* SUPPLIED RECORDS *
►

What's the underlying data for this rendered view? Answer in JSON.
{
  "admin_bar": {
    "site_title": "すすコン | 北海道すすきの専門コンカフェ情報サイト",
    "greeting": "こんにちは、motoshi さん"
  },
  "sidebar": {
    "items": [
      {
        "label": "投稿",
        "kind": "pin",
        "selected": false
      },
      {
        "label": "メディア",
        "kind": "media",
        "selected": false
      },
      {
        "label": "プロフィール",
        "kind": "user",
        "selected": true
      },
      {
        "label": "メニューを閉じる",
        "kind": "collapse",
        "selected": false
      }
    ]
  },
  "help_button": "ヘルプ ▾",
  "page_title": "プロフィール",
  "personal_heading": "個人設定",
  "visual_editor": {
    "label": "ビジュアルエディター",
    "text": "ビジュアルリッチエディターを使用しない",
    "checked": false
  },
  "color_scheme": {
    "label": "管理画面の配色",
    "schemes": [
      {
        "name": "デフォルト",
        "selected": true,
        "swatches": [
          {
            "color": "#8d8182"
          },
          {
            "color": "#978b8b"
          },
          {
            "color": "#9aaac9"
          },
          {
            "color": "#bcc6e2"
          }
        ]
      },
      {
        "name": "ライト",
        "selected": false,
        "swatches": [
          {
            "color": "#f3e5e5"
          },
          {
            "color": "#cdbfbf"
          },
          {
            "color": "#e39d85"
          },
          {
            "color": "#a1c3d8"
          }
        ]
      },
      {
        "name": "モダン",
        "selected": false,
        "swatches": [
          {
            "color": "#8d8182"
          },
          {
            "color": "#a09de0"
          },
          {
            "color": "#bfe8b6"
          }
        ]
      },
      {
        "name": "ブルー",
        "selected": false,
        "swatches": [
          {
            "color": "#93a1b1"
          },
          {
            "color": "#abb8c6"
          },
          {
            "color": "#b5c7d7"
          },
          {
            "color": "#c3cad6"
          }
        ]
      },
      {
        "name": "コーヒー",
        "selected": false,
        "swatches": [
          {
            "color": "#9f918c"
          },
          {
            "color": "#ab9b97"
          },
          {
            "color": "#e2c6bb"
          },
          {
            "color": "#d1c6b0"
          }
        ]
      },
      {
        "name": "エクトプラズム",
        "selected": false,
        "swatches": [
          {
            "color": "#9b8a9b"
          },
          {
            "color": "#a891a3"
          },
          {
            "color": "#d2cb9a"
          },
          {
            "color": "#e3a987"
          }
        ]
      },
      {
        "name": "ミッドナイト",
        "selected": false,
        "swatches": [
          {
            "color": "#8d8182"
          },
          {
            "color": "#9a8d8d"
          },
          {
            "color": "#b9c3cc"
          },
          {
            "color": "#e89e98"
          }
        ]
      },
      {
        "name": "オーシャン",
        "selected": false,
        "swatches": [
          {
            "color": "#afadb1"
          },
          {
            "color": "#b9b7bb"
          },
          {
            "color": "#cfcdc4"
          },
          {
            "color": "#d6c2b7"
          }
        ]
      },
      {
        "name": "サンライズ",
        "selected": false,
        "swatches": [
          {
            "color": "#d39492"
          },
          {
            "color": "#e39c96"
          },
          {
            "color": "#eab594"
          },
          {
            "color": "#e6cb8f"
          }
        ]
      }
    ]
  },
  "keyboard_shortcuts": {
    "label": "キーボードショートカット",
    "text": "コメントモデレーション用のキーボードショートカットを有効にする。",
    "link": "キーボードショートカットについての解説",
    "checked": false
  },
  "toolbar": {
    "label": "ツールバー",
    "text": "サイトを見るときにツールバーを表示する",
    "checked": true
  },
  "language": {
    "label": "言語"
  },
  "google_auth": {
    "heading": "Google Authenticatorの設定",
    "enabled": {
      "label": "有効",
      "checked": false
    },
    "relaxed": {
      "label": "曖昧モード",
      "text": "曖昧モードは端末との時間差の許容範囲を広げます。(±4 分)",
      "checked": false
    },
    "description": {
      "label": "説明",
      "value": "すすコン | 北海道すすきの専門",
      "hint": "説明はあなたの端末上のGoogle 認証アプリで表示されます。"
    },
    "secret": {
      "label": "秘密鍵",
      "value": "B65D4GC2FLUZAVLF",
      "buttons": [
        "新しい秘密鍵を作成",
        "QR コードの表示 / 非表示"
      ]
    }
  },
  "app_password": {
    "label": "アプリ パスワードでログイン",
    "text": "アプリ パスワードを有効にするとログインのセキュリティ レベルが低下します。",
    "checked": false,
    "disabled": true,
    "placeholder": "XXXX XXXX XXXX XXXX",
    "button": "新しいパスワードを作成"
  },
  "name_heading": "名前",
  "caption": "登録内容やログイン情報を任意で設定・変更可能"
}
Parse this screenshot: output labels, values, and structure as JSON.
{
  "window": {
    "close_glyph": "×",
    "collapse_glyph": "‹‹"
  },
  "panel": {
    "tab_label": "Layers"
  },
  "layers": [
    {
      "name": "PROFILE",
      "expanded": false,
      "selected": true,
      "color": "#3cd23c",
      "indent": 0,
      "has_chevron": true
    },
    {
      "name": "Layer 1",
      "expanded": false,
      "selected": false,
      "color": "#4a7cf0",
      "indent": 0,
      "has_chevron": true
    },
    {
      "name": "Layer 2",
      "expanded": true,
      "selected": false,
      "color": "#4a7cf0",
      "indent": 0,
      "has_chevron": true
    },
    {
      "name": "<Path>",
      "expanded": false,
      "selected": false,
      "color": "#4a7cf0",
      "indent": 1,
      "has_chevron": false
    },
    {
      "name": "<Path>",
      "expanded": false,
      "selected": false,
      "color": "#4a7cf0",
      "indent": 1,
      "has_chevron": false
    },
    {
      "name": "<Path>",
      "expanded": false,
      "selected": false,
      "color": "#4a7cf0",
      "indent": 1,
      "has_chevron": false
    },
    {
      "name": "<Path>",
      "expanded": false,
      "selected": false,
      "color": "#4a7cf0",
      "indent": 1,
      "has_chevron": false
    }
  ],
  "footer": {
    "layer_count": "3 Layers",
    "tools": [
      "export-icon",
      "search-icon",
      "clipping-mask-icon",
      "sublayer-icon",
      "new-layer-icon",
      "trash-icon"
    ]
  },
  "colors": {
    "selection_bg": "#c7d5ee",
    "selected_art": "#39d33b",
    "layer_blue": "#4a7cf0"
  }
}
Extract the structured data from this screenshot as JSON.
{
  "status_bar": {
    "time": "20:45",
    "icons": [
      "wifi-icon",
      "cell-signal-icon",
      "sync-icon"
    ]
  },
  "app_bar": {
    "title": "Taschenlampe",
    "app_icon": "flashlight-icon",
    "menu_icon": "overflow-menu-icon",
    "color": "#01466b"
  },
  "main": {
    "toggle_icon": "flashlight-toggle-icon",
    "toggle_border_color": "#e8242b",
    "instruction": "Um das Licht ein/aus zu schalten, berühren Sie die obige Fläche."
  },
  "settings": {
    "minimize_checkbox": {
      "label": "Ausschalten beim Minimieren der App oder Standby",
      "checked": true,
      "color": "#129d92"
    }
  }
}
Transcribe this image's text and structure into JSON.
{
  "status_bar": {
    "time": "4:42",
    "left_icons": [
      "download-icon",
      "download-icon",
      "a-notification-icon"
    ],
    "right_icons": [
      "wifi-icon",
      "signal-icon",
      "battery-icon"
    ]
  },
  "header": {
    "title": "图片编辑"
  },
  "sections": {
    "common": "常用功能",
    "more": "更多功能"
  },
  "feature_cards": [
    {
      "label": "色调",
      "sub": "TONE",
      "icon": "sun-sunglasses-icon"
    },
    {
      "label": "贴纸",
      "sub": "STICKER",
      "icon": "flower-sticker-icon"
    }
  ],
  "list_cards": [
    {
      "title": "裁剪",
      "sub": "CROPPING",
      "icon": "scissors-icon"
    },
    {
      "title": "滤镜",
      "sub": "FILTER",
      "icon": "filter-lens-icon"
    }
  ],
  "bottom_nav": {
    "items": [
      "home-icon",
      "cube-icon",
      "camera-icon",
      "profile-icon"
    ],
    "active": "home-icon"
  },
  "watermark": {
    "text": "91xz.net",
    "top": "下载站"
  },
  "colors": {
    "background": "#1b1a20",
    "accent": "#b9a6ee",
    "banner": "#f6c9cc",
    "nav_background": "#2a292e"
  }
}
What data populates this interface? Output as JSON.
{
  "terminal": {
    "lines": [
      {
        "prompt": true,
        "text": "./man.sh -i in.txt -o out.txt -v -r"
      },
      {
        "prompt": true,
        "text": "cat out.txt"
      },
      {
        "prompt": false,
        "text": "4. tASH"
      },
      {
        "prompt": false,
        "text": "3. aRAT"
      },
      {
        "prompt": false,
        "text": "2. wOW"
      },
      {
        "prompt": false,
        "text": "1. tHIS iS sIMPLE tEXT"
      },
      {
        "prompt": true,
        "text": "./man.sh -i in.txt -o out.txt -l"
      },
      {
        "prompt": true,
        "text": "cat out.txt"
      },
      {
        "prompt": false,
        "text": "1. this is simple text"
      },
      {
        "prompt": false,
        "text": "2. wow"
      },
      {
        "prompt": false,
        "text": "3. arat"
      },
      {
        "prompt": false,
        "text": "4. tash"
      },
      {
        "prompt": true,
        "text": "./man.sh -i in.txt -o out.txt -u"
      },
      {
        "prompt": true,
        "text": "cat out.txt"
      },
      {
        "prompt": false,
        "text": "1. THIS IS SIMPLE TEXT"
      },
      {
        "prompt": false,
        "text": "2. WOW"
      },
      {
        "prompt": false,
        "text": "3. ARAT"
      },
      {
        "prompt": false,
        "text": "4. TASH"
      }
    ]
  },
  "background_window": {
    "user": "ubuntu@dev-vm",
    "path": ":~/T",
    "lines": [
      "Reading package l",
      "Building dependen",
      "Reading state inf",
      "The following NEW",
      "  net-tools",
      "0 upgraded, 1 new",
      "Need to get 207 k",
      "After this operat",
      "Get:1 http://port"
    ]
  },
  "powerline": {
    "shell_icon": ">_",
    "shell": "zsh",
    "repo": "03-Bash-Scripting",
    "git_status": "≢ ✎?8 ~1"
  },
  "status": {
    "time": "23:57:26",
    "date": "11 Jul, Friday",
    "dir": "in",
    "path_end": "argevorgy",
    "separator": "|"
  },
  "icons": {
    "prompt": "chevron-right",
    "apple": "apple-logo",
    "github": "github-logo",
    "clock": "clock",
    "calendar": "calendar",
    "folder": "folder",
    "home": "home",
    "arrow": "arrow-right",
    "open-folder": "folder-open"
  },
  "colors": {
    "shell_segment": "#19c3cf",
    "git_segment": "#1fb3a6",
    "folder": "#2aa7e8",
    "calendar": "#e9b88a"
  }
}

◄

* TASK STATEMENT *
Check each line of the data above for the word "screenshot" and say how many lines contain it, giving nothing besides the number.

* CORRECT ANSWER *
2